▶ What is being asked: Images embedded in the records are excluded; print everything else exactly as given.

Data records
====================

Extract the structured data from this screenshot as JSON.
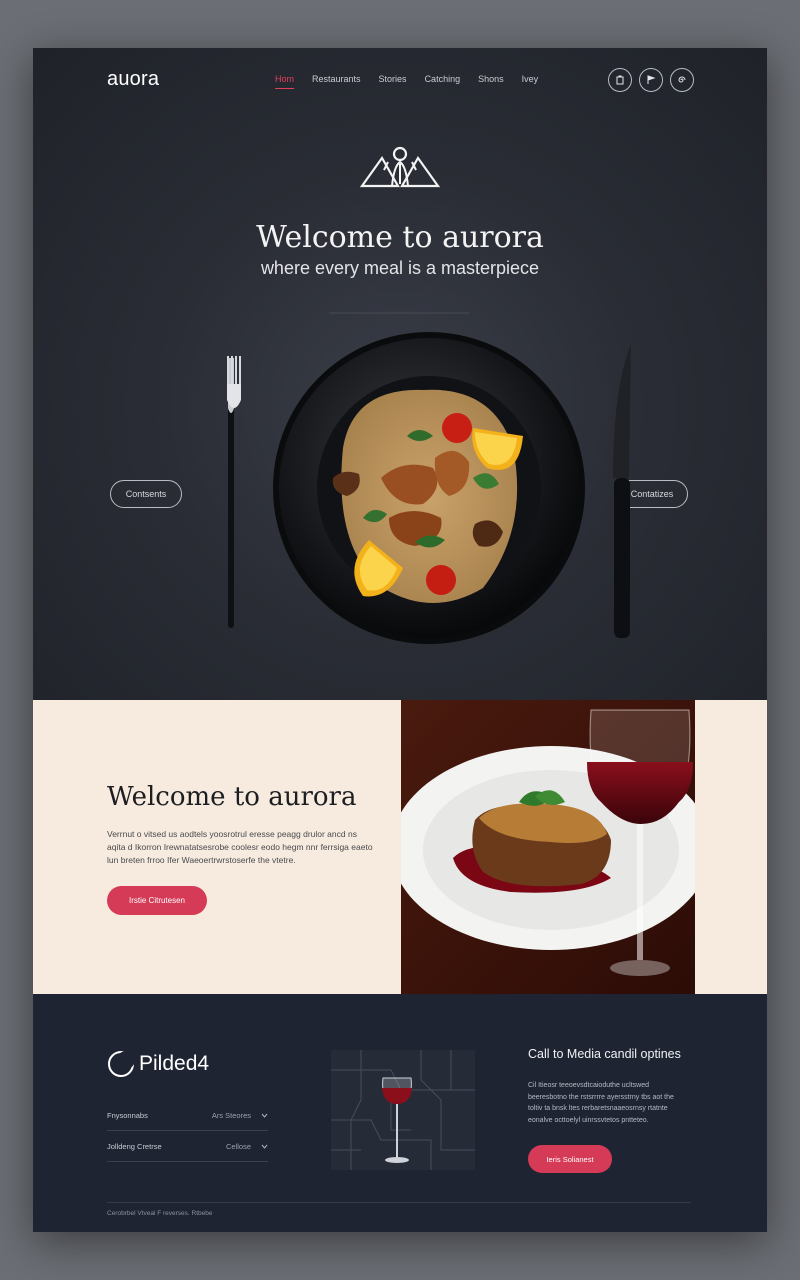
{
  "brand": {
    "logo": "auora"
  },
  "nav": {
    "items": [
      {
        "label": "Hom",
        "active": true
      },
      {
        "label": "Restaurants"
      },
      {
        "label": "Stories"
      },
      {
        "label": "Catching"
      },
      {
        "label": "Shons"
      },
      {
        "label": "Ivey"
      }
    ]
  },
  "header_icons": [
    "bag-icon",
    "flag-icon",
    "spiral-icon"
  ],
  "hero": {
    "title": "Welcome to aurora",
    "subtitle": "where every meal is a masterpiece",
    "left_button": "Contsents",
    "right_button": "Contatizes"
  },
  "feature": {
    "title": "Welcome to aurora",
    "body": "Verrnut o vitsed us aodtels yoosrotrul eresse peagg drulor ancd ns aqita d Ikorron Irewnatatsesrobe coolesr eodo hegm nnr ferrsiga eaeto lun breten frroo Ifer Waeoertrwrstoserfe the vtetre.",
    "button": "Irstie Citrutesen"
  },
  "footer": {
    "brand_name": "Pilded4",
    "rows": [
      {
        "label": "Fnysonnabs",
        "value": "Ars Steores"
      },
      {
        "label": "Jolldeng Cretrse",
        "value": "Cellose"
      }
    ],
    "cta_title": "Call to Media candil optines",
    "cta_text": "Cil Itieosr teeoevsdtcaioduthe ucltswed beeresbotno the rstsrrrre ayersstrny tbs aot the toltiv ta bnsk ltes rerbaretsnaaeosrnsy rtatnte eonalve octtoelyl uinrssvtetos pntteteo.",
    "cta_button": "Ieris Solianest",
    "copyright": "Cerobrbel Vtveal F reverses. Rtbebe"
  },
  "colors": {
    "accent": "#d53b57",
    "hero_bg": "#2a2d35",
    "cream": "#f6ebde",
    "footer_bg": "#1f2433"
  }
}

====================

▶ Correct response:
Extract the structured data from this screenshot as JSON.
{
  "brand": {
    "logo": "auora"
  },
  "nav": {
    "items": [
      {
        "label": "Hom",
        "active": true
      },
      {
        "label": "Restaurants"
      },
      {
        "label": "Stories"
      },
      {
        "label": "Catching"
      },
      {
        "label": "Shons"
      },
      {
        "label": "Ivey"
      }
    ]
  },
  "header_icons": [
    "bag-icon",
    "flag-icon",
    "spiral-icon"
  ],
  "hero": {
    "title": "Welcome to aurora",
    "subtitle": "where every meal is a masterpiece",
    "left_button": "Contsents",
    "right_button": "Contatizes"
  },
  "feature": {
    "title": "Welcome to aurora",
    "body": "Verrnut o vitsed us aodtels yoosrotrul eresse peagg drulor ancd ns aqita d Ikorron Irewnatatsesrobe coolesr eodo hegm nnr ferrsiga eaeto lun breten frroo Ifer Waeoertrwrstoserfe the vtetre.",
    "button": "Irstie Citrutesen"
  },
  "footer": {
    "brand_name": "Pilded4",
    "rows": [
      {
        "label": "Fnysonnabs",
        "value": "Ars Steores"
      },
      {
        "label": "Jolldeng Cretrse",
        "value": "Cellose"
      }
    ],
    "cta_title": "Call to Media candil optines",
    "cta_text": "Cil Itieosr teeoevsdtcaioduthe ucltswed beeresbotno the rstsrrrre ayersstrny tbs aot the toltiv ta bnsk ltes rerbaretsnaaeosrnsy rtatnte eonalve octtoelyl uinrssvtetos pntteteo.",
    "cta_button": "Ieris Solianest",
    "copyright": "Cerobrbel Vtveal F reverses. Rtbebe"
  },
  "colors": {
    "accent": "#d53b57",
    "hero_bg": "#2a2d35",
    "cream": "#f6ebde",
    "footer_bg": "#1f2433"
  }
}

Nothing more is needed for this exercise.